* Directions *
Every line of the records below should be restated exactly.

* Data lines *
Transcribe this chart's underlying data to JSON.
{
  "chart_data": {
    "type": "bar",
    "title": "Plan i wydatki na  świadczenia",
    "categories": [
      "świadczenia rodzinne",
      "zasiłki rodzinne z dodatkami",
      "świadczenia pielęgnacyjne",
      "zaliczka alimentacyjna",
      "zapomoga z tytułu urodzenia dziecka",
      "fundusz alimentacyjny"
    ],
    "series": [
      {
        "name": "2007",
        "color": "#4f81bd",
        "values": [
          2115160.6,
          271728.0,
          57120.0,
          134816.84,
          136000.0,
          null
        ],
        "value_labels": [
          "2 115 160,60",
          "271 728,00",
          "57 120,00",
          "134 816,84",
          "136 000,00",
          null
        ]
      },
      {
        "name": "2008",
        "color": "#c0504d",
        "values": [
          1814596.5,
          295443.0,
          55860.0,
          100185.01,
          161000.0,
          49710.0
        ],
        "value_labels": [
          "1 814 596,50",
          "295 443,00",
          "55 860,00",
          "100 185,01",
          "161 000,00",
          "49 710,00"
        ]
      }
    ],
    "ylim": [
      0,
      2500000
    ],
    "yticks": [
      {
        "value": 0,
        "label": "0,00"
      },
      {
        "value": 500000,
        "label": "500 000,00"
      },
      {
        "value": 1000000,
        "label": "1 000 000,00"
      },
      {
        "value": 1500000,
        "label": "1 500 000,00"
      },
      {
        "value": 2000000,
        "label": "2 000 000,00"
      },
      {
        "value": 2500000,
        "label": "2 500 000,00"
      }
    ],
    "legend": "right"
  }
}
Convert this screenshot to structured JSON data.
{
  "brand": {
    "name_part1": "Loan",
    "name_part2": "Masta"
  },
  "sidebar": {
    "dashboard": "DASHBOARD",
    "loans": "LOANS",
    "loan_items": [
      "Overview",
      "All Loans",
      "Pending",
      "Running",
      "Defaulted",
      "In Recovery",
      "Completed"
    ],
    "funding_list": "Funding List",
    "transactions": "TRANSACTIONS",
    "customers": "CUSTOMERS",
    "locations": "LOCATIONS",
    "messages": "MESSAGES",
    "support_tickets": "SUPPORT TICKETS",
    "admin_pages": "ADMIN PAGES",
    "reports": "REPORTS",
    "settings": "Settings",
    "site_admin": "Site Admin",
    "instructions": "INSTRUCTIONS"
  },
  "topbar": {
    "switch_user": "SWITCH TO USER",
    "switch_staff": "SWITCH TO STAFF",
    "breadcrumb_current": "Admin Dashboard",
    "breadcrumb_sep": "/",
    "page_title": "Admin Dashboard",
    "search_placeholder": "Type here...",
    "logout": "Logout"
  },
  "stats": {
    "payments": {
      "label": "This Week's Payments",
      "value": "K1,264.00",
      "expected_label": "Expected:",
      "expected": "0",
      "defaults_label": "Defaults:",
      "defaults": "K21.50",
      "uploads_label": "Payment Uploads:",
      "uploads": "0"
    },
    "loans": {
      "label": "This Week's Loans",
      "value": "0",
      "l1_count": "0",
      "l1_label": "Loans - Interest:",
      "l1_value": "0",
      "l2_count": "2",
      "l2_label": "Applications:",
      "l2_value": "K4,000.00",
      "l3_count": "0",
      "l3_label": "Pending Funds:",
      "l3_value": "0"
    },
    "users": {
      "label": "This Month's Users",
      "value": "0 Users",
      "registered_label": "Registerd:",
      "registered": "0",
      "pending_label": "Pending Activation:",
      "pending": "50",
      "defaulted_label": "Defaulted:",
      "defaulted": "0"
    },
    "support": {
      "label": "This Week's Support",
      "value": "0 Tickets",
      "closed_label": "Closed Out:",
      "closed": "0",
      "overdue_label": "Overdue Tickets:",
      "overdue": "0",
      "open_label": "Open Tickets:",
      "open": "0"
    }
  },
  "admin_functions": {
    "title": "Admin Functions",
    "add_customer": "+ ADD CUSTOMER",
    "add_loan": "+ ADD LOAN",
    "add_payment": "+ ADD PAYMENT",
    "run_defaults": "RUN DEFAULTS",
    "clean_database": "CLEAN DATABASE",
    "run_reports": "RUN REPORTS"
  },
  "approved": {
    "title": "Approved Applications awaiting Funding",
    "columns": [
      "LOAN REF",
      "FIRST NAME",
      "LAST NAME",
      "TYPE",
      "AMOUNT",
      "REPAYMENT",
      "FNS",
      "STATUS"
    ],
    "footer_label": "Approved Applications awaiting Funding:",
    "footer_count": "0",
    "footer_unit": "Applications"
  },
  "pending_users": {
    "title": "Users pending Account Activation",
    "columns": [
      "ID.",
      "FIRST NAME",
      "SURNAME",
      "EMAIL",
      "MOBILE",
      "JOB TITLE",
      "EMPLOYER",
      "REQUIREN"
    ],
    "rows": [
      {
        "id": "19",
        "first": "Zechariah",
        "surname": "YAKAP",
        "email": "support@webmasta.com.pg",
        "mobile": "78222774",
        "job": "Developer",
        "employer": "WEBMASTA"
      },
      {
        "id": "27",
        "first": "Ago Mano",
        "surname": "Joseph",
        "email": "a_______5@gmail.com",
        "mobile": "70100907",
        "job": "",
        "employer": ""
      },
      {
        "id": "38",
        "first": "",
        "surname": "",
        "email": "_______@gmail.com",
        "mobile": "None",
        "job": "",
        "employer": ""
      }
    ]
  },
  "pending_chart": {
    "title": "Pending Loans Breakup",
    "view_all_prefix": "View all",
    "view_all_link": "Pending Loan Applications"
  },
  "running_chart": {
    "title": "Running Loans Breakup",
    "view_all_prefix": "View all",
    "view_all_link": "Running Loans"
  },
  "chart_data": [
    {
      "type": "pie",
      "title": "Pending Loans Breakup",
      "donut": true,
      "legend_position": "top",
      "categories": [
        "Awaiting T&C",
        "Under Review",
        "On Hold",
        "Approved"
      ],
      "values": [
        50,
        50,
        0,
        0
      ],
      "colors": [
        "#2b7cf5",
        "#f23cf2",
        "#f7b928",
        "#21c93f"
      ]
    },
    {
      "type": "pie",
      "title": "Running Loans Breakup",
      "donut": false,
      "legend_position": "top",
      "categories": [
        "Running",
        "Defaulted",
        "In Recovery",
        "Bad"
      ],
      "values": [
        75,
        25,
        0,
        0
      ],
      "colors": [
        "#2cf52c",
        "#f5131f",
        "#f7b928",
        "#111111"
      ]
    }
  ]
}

* Solution *
Transcribe this chart's underlying data to JSON.
{
  "chart_data": {
    "type": "bar",
    "title": "Plan i wydatki na  świadczenia",
    "categories": [
      "świadczenia rodzinne",
      "zasiłki rodzinne z dodatkami",
      "świadczenia pielęgnacyjne",
      "zaliczka alimentacyjna",
      "zapomoga z tytułu urodzenia dziecka",
      "fundusz alimentacyjny"
    ],
    "series": [
      {
        "name": "2007",
        "color": "#4f81bd",
        "values": [
          2115160.6,
          271728.0,
          57120.0,
          134816.84,
          136000.0,
          null
        ],
        "value_labels": [
          "2 115 160,60",
          "271 728,00",
          "57 120,00",
          "134 816,84",
          "136 000,00",
          null
        ]
      },
      {
        "name": "2008",
        "color": "#c0504d",
        "values": [
          1814596.5,
          295443.0,
          55860.0,
          100185.01,
          161000.0,
          49710.0
        ],
        "value_labels": [
          "1 814 596,50",
          "295 443,00",
          "55 860,00",
          "100 185,01",
          "161 000,00",
          "49 710,00"
        ]
      }
    ],
    "ylim": [
      0,
      2500000
    ],
    "yticks": [
      {
        "value": 0,
        "label": "0,00"
      },
      {
        "value": 500000,
        "label": "500 000,00"
      },
      {
        "value": 1000000,
        "label": "1 000 000,00"
      },
      {
        "value": 1500000,
        "label": "1 500 000,00"
      },
      {
        "value": 2000000,
        "label": "2 000 000,00"
      },
      {
        "value": 2500000,
        "label": "2 500 000,00"
      }
    ],
    "legend": "right"
  }
}
Convert this screenshot to structured JSON data.
{
  "brand": {
    "name_part1": "Loan",
    "name_part2": "Masta"
  },
  "sidebar": {
    "dashboard": "DASHBOARD",
    "loans": "LOANS",
    "loan_items": [
      "Overview",
      "All Loans",
      "Pending",
      "Running",
      "Defaulted",
      "In Recovery",
      "Completed"
    ],
    "funding_list": "Funding List",
    "transactions": "TRANSACTIONS",
    "customers": "CUSTOMERS",
    "locations": "LOCATIONS",
    "messages": "MESSAGES",
    "support_tickets": "SUPPORT TICKETS",
    "admin_pages": "ADMIN PAGES",
    "reports": "REPORTS",
    "settings": "Settings",
    "site_admin": "Site Admin",
    "instructions": "INSTRUCTIONS"
  },
  "topbar": {
    "switch_user": "SWITCH TO USER",
    "switch_staff": "SWITCH TO STAFF",
    "breadcrumb_current": "Admin Dashboard",
    "breadcrumb_sep": "/",
    "page_title": "Admin Dashboard",
    "search_placeholder": "Type here...",
    "logout": "Logout"
  },
  "stats": {
    "payments": {
      "label": "This Week's Payments",
      "value": "K1,264.00",
      "expected_label": "Expected:",
      "expected": "0",
      "defaults_label": "Defaults:",
      "defaults": "K21.50",
      "uploads_label": "Payment Uploads:",
      "uploads": "0"
    },
    "loans": {
      "label": "This Week's Loans",
      "value": "0",
      "l1_count": "0",
      "l1_label": "Loans - Interest:",
      "l1_value": "0",
      "l2_count": "2",
      "l2_label": "Applications:",
      "l2_value": "K4,000.00",
      "l3_count": "0",
      "l3_label": "Pending Funds:",
      "l3_value": "0"
    },
    "users": {
      "label": "This Month's Users",
      "value": "0 Users",
      "registered_label": "Registerd:",
      "registered": "0",
      "pending_label": "Pending Activation:",
      "pending": "50",
      "defaulted_label": "Defaulted:",
      "defaulted": "0"
    },
    "support": {
      "label": "This Week's Support",
      "value": "0 Tickets",
      "closed_label": "Closed Out:",
      "closed": "0",
      "overdue_label": "Overdue Tickets:",
      "overdue": "0",
      "open_label": "Open Tickets:",
      "open": "0"
    }
  },
  "admin_functions": {
    "title": "Admin Functions",
    "add_customer": "+ ADD CUSTOMER",
    "add_loan": "+ ADD LOAN",
    "add_payment": "+ ADD PAYMENT",
    "run_defaults": "RUN DEFAULTS",
    "clean_database": "CLEAN DATABASE",
    "run_reports": "RUN REPORTS"
  },
  "approved": {
    "title": "Approved Applications awaiting Funding",
    "columns": [
      "LOAN REF",
      "FIRST NAME",
      "LAST NAME",
      "TYPE",
      "AMOUNT",
      "REPAYMENT",
      "FNS",
      "STATUS"
    ],
    "footer_label": "Approved Applications awaiting Funding:",
    "footer_count": "0",
    "footer_unit": "Applications"
  },
  "pending_users": {
    "title": "Users pending Account Activation",
    "columns": [
      "ID.",
      "FIRST NAME",
      "SURNAME",
      "EMAIL",
      "MOBILE",
      "JOB TITLE",
      "EMPLOYER",
      "REQUIREN"
    ],
    "rows": [
      {
        "id": "19",
        "first": "Zechariah",
        "surname": "YAKAP",
        "email": "support@webmasta.com.pg",
        "mobile": "78222774",
        "job": "Developer",
        "employer": "WEBMASTA"
      },
      {
        "id": "27",
        "first": "Ago Mano",
        "surname": "Joseph",
        "email": "a_______5@gmail.com",
        "mobile": "70100907",
        "job": "",
        "employer": ""
      },
      {
        "id": "38",
        "first": "",
        "surname": "",
        "email": "_______@gmail.com",
        "mobile": "None",
        "job": "",
        "employer": ""
      }
    ]
  },
  "pending_chart": {
    "title": "Pending Loans Breakup",
    "view_all_prefix": "View all",
    "view_all_link": "Pending Loan Applications"
  },
  "running_chart": {
    "title": "Running Loans Breakup",
    "view_all_prefix": "View all",
    "view_all_link": "Running Loans"
  },
  "chart_data": [
    {
      "type": "pie",
      "title": "Pending Loans Breakup",
      "donut": true,
      "legend_position": "top",
      "categories": [
        "Awaiting T&C",
        "Under Review",
        "On Hold",
        "Approved"
      ],
      "values": [
        50,
        50,
        0,
        0
      ],
      "colors": [
        "#2b7cf5",
        "#f23cf2",
        "#f7b928",
        "#21c93f"
      ]
    },
    {
      "type": "pie",
      "title": "Running Loans Breakup",
      "donut": false,
      "legend_position": "top",
      "categories": [
        "Running",
        "Defaulted",
        "In Recovery",
        "Bad"
      ],
      "values": [
        75,
        25,
        0,
        0
      ],
      "colors": [
        "#2cf52c",
        "#f5131f",
        "#f7b928",
        "#111111"
      ]
    }
  ]
}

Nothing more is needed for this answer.